> _DATASET ROWS_
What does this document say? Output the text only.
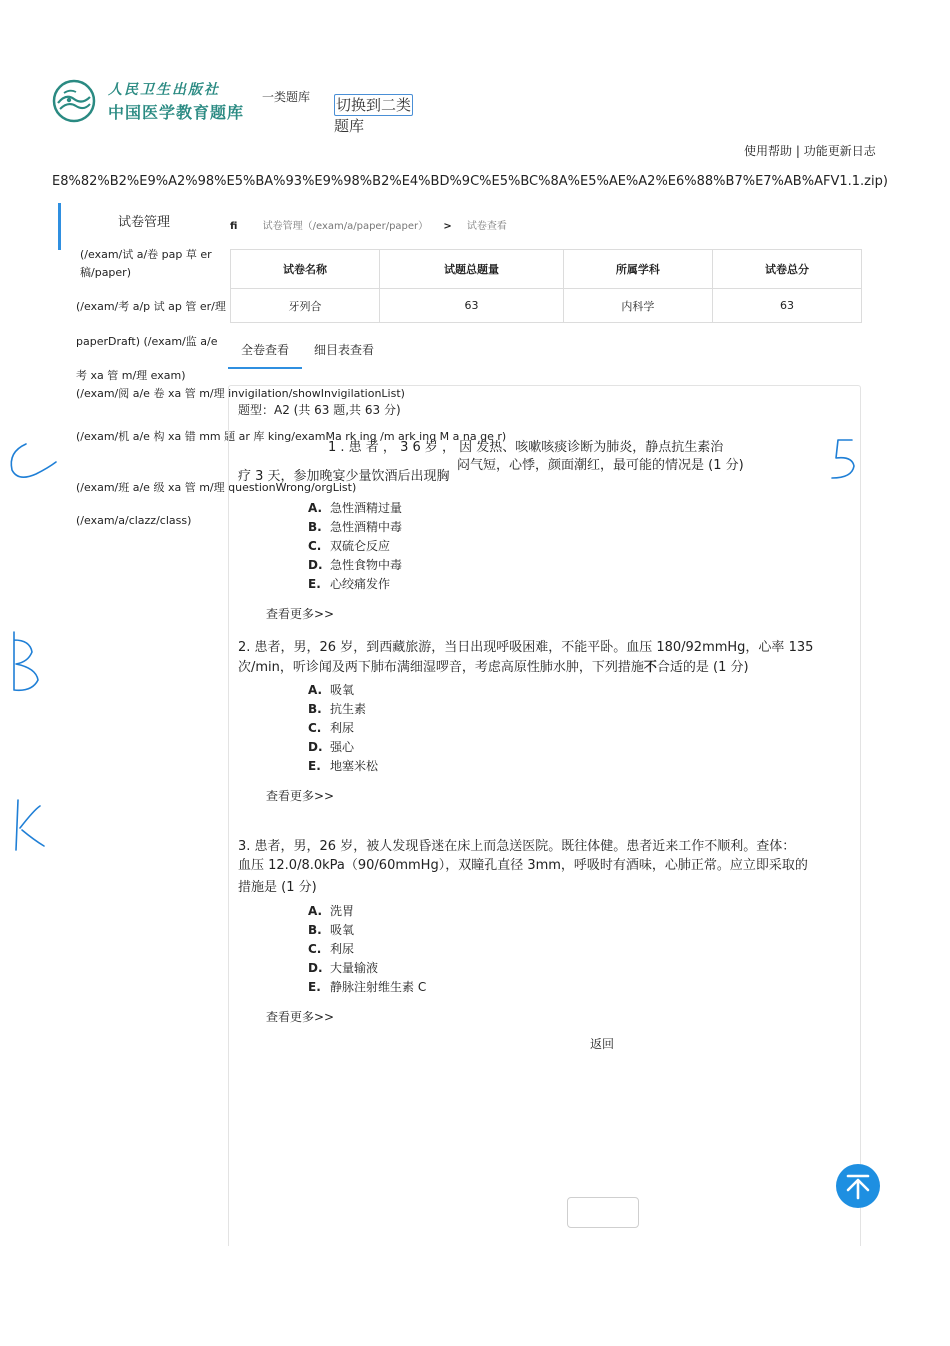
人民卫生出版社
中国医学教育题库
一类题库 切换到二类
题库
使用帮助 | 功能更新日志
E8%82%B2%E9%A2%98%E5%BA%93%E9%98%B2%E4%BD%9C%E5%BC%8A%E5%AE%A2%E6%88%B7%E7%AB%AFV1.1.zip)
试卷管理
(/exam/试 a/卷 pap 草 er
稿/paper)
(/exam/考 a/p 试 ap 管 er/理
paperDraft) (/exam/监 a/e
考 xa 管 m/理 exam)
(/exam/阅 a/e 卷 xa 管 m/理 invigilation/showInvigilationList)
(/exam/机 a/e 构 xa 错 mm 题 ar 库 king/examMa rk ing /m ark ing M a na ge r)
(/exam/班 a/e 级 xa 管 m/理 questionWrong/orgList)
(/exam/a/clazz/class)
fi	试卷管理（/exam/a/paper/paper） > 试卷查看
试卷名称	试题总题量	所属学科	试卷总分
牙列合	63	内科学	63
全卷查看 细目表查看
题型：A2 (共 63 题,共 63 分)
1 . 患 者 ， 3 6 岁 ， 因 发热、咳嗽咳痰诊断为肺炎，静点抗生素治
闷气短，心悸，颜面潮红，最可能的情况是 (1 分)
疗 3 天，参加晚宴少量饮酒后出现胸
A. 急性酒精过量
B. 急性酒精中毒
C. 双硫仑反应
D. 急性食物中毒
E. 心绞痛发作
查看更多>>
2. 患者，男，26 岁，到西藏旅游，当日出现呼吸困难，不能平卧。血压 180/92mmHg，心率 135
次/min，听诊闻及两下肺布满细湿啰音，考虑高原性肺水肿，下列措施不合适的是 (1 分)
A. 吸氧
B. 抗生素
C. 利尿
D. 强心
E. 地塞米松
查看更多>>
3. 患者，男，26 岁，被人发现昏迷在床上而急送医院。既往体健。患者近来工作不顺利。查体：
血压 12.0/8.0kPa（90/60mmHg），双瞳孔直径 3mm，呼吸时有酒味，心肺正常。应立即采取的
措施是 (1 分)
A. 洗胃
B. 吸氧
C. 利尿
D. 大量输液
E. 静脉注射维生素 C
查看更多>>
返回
...
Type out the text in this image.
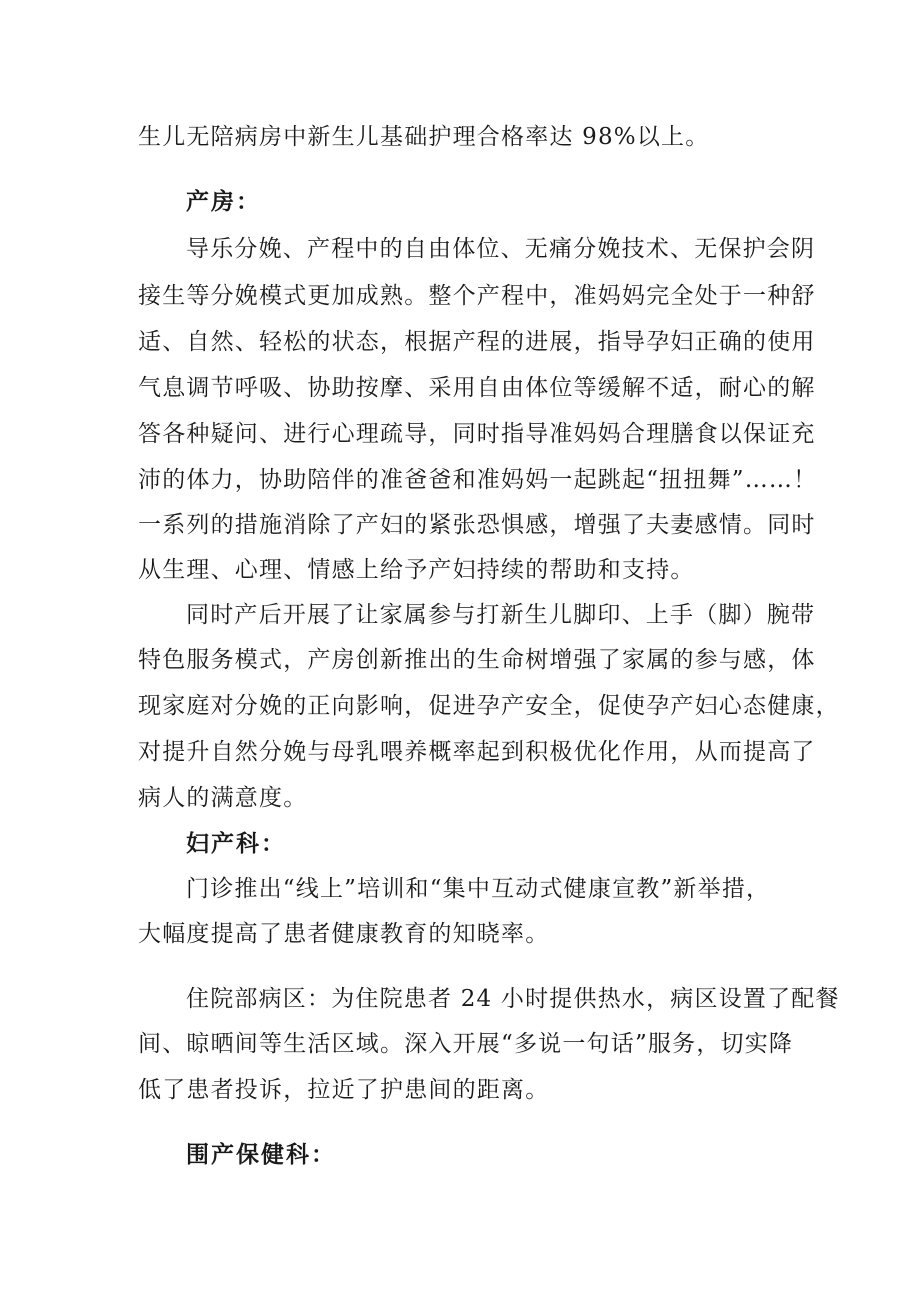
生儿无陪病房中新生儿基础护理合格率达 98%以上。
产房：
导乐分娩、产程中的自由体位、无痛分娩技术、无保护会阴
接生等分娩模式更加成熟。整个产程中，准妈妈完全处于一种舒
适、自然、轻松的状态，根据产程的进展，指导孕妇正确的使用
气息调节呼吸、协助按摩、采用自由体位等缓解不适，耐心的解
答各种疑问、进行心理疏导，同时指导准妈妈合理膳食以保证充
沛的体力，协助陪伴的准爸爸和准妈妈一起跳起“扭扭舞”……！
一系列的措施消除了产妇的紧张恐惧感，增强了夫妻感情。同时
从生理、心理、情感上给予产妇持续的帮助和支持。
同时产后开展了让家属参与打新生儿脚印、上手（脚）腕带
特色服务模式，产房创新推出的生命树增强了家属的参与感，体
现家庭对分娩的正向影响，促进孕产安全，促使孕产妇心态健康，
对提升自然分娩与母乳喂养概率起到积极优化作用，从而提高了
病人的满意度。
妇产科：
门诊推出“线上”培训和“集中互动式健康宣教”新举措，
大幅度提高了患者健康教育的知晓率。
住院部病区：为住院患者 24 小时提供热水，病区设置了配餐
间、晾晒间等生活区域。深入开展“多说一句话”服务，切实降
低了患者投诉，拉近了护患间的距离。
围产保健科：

> _BRIEF_
Select and copy each line from the data that includes the word "exam".

> _EXERCISE SOLUTION_
(/exam/试 a/卷 pap 草 er
(/exam/考 a/p 试 ap 管 er/理
paperDraft) (/exam/监 a/e
考 xa 管 m/理 exam)
(/exam/阅 a/e 卷 xa 管 m/理 invigilation/showInvigilationList)
(/exam/机 a/e 构 xa 错 mm 题 ar 库 king/examMa rk ing /m ark ing M a na ge r)
(/exam/班 a/e 级 xa 管 m/理 questionWrong/orgList)
(/exam/a/clazz/class)
fi	试卷管理（/exam/a/paper/paper） > 试卷查看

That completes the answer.